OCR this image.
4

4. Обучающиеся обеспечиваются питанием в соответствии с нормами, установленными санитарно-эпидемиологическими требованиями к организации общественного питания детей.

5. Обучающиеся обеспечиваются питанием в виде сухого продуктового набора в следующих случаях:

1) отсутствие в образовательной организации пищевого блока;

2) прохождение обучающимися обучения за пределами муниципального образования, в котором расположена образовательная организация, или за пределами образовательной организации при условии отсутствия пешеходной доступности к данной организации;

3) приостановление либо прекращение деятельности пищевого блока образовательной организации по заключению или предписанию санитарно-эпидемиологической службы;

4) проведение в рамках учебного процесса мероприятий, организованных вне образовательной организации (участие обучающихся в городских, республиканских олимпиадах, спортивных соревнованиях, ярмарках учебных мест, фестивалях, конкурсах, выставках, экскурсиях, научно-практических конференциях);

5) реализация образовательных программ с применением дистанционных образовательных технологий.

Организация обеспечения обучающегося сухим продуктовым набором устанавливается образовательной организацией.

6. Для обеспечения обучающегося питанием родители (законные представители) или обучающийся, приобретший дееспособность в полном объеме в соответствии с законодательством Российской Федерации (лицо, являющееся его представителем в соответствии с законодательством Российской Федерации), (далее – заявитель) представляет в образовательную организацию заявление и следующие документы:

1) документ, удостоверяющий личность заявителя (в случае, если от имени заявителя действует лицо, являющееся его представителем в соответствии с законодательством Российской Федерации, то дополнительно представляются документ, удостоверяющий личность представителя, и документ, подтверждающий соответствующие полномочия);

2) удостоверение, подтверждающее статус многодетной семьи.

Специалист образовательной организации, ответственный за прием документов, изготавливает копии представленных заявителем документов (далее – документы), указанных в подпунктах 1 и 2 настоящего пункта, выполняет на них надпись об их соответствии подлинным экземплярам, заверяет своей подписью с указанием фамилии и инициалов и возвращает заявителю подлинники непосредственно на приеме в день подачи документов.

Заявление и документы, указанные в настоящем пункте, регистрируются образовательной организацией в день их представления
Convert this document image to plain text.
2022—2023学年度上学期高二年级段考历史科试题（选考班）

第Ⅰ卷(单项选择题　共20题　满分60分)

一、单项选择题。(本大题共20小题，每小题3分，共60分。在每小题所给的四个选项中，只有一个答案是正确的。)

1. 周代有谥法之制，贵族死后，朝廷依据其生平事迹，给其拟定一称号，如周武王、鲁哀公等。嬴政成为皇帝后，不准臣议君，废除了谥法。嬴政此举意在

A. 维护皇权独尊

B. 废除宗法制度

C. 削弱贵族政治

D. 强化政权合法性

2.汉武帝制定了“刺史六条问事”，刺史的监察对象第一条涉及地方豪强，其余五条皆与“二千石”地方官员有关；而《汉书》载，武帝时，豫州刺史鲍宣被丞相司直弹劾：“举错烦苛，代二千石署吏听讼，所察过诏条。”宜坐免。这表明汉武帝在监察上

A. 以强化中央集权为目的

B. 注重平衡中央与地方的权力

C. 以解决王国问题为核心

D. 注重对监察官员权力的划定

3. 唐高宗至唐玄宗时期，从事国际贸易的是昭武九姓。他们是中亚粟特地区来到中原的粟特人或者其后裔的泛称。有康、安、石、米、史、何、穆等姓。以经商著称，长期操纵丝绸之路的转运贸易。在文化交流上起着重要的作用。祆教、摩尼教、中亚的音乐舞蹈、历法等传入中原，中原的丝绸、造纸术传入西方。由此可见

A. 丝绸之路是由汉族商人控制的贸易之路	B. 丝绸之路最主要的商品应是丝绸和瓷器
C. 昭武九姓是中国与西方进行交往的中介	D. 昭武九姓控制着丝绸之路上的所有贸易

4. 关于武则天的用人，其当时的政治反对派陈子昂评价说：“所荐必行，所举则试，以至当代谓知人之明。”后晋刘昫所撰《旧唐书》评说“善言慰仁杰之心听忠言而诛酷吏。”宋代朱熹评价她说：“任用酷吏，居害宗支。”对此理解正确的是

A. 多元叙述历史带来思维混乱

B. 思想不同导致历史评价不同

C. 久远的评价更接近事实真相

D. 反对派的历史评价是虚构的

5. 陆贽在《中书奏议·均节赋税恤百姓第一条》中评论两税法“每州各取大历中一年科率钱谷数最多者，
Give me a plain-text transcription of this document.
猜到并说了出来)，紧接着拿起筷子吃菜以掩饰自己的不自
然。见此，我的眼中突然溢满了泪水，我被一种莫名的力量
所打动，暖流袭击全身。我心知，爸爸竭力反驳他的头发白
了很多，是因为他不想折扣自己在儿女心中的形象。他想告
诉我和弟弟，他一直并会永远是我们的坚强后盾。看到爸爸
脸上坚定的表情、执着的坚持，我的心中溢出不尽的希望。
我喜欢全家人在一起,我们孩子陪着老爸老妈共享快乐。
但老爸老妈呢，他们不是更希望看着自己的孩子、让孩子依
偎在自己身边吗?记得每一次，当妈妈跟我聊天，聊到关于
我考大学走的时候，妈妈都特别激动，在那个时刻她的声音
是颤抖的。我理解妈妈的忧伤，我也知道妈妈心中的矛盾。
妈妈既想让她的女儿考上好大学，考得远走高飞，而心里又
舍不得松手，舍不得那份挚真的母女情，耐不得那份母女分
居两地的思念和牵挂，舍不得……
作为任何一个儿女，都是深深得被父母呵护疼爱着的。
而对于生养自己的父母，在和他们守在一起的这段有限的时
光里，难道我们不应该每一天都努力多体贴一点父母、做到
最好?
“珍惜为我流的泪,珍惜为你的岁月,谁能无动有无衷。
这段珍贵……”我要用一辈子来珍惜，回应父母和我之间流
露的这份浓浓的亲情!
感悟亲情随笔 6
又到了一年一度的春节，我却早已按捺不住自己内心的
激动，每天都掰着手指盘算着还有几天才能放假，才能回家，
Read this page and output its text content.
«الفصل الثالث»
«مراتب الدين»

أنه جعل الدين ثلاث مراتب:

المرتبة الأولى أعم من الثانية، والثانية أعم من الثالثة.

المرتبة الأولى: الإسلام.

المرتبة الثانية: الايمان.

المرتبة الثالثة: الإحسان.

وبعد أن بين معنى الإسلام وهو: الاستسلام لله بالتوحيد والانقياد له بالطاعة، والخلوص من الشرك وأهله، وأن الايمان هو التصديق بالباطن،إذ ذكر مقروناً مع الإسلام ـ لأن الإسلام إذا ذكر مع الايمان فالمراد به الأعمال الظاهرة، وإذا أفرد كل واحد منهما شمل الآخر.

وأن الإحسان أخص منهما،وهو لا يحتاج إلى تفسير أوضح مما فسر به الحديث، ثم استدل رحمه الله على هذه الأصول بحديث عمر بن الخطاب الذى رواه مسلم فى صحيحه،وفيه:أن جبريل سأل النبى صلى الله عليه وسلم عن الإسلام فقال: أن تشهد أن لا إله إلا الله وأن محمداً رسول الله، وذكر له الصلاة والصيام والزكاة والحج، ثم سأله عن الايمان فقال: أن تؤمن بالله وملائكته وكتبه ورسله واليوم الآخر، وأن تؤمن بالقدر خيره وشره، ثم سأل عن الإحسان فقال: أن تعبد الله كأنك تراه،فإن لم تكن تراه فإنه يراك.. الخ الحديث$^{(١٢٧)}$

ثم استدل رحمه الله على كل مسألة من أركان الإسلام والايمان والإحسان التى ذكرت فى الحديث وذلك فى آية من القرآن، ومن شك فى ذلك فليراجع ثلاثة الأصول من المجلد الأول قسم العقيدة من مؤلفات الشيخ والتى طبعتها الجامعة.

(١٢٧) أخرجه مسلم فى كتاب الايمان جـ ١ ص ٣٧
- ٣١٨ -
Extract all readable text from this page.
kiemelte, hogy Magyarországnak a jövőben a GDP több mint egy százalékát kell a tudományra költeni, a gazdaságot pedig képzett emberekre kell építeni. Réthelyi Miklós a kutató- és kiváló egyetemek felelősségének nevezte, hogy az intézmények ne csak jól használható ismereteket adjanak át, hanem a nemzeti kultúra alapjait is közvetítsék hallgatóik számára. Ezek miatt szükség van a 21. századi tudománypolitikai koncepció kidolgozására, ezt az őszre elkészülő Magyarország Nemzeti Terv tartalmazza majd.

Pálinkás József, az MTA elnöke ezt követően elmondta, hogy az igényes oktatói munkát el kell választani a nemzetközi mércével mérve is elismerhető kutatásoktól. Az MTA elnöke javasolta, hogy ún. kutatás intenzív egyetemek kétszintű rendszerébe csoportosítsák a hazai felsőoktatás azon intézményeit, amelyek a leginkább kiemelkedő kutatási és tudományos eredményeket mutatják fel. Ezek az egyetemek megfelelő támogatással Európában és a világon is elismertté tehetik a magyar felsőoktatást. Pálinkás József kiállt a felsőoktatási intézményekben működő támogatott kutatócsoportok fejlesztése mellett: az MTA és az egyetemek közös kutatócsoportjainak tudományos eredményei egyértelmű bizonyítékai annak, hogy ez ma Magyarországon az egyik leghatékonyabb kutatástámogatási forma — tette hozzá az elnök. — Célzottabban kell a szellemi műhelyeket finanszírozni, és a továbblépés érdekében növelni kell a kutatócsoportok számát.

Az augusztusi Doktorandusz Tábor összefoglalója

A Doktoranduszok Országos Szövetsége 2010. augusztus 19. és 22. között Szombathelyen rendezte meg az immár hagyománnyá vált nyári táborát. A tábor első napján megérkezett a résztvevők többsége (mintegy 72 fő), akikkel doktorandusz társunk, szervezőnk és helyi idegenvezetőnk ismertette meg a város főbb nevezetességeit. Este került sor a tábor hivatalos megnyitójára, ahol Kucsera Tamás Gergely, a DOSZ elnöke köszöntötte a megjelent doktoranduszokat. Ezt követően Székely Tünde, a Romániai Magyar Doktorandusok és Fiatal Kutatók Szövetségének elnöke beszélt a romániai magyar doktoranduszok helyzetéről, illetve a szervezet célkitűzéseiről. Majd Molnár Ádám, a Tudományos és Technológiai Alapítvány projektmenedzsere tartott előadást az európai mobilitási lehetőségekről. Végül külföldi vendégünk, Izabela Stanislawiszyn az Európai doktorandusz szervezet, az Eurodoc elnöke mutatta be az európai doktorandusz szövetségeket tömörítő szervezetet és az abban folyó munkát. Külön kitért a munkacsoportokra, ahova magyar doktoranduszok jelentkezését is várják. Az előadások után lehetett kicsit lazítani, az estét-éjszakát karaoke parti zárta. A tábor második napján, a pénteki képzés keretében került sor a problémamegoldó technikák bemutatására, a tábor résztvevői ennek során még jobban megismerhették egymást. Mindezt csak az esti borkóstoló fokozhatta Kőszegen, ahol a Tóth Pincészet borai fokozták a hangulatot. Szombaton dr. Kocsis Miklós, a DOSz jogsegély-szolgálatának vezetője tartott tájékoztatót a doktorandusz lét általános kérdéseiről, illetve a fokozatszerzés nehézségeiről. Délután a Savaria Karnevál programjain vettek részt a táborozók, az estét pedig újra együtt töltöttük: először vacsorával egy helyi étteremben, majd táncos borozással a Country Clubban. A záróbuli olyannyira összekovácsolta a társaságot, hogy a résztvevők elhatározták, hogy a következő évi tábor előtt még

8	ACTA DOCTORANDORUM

Task directions: Pull out every line in the material above where "الحديث" occurs.

Expected output:
وأن الإحسان أخص منهما،وهو لا يحتاج إلى تفسير أوضح مما فسر به الحديث، ثم استدل رحمه الله على هذه الأصول بحديث عمر بن الخطاب الذى رواه مسلم فى صحيحه،وفيه:أن جبريل سأل النبى صلى الله عليه وسلم عن الإسلام فقال: أن تشهد أن لا إله إلا الله وأن محمداً رسول الله، وذكر له الصلاة والصيام والزكاة والحج، ثم سأله عن الايمان فقال: أن تؤمن بالله وملائكته وكتبه ورسله واليوم الآخر، وأن تؤمن بالقدر خيره وشره، ثم سأل عن الإحسان فقال: أن تعبد الله كأنك تراه،فإن لم تكن تراه فإنه يراك.. الخ الحديث$^{(١٢٧)}$
ثم استدل رحمه الله على كل مسألة من أركان الإسلام والايمان والإحسان التى ذكرت فى الحديث وذلك فى آية من القرآن، ومن شك فى ذلك فليراجع ثلاثة الأصول من المجلد الأول قسم العقيدة من مؤلفات الشيخ والتى طبعتها الجامعة.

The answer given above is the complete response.